-- begin ENTRIES PROVIDED --

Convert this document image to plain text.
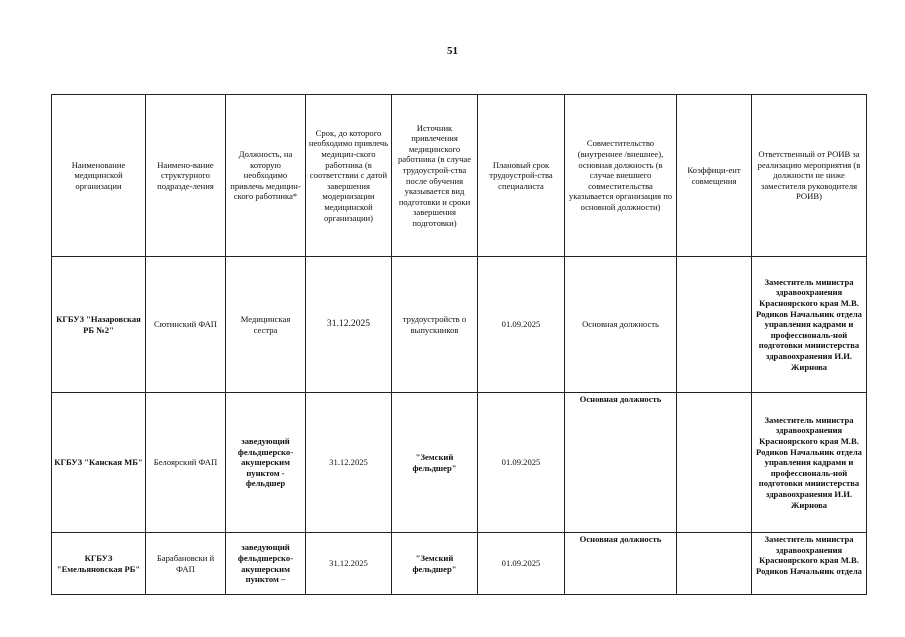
51
Наименование медицинской организации	Наимено-вание структурного подразде-ления	Должность, на которую необходимо привлечь медицин-ского работника*	Срок, до которого необходимо привлечь медицин-ского работника (в соответствии с датой завершения модернизации медицинской организации)	Источник привлечения медицинского работника (в случае трудоустрой-ства после обучения указывается вид подготовки и сроки завершения подготовки)	Плановый срок трудоустрой-ства специалиста	Совместительство (внутреннее /внешнее), основная должность (в случае внешнего совместительства указывается организация по основной должности)	Коэффици-ент совмещения	Ответственный от РОИВ за реализацию мероприятия (в должности не ниже заместителя руководителя РОИВ)
КГБУЗ "Назаровская РБ №2"	Сютинский ФАП	Медицинская сестра	31.12.2025	трудоустройств о выпускников	01.09.2025	Основная должность		Заместитель министра здравоохранения Красноярского края М.В. Родиков Начальник отдела управления кадрами и профессиональ-ной подготовки министерства здравоохранения И.И. Жирнова
КГБУЗ "Канская МБ"	Белоярский ФАП	заведующий фельдшерско-акушерским пунктом - фельдшер	31.12.2025	"Земский фельдшер"	01.09.2025	Основная должность		Заместитель министра здравоохранения Красноярского края М.В. Родиков Начальник отдела управления кадрами и профессиональ-ной подготовки министерства здравоохранения И.И. Жирнова
КГБУЗ "Емельяновская РБ"	Барабановски й ФАП	заведующий фельдшерско-акушерским пунктом –	31.12.2025	"Земский фельдшер"	01.09.2025	Основная должность		Заместитель министра здравоохранения Красноярского края М.В. Родиков Начальник отдела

-- end ENTRIES PROVIDED --

◆ **DO THIS**:
Locate the word "заведующий" in the records above, and return each line that has it.

◆ **ANSWER IN FULL**:
КГБУЗ "Канская МБ"	Белоярский ФАП	заведующий фельдшерско-акушерским пунктом - фельдшер	31.12.2025	"Земский фельдшер"	01.09.2025	Основная должность		Заместитель министра здравоохранения Красноярского края М.В. Родиков Начальник отдела управления кадрами и профессиональ-ной подготовки министерства здравоохранения И.И. Жирнова
КГБУЗ "Емельяновская РБ"	Барабановски й ФАП	заведующий фельдшерско-акушерским пунктом –	31.12.2025	"Земский фельдшер"	01.09.2025	Основная должность		Заместитель министра здравоохранения Красноярского края М.В. Родиков Начальник отдела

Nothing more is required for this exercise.